Task requirements » In how many lines of the data does the word "siedzibie" appear? Give the number by itself.

-----

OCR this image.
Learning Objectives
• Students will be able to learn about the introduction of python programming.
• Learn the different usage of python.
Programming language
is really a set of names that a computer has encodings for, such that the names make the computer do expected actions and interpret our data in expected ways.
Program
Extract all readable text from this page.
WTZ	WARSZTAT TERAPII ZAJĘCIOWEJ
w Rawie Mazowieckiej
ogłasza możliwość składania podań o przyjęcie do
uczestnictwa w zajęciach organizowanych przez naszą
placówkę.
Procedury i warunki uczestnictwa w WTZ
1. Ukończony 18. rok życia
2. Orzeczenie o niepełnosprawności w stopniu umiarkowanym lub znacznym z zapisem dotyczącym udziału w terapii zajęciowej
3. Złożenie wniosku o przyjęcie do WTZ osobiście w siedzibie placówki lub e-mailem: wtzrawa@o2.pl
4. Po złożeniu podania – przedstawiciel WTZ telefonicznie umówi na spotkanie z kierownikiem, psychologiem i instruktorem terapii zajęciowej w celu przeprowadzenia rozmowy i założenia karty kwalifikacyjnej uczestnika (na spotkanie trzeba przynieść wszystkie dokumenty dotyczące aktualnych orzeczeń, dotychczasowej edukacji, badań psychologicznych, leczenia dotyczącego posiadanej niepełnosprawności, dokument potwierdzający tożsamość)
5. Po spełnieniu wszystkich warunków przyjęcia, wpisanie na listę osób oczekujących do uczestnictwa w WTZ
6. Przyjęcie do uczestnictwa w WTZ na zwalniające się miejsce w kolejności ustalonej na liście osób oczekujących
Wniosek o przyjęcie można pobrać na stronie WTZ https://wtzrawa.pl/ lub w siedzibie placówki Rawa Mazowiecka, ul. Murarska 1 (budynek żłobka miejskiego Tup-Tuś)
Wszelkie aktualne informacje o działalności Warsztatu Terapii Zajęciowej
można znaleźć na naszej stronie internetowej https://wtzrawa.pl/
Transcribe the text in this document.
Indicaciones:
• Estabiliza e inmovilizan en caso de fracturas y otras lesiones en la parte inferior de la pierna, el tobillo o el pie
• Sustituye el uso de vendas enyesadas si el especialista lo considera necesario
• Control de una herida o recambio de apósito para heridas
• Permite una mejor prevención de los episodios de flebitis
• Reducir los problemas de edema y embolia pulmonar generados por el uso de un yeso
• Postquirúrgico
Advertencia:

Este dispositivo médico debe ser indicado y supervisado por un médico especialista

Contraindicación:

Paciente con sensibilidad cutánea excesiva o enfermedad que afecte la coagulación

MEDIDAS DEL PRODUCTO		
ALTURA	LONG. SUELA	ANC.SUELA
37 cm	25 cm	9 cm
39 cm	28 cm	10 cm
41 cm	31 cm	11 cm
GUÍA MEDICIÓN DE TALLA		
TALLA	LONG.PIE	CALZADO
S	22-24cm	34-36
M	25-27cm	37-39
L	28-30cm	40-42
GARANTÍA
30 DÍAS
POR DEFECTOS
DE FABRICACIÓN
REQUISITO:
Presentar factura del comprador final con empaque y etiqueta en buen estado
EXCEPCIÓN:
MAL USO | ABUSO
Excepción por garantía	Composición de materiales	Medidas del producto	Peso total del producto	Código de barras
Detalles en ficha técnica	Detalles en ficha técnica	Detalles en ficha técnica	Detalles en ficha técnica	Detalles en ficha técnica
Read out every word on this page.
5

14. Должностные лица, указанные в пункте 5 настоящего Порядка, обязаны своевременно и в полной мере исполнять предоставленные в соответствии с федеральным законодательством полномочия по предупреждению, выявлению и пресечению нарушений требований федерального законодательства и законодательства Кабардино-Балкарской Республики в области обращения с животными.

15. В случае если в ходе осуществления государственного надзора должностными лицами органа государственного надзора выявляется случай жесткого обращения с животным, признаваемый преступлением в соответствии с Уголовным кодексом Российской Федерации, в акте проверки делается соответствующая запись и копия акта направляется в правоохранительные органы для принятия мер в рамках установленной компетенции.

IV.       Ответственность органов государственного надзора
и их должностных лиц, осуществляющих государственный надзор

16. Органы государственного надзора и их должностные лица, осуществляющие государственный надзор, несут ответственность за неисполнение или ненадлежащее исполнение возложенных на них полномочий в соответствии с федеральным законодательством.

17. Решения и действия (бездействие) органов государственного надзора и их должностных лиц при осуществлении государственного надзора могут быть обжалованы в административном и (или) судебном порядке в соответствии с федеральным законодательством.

-----

Task solution » 2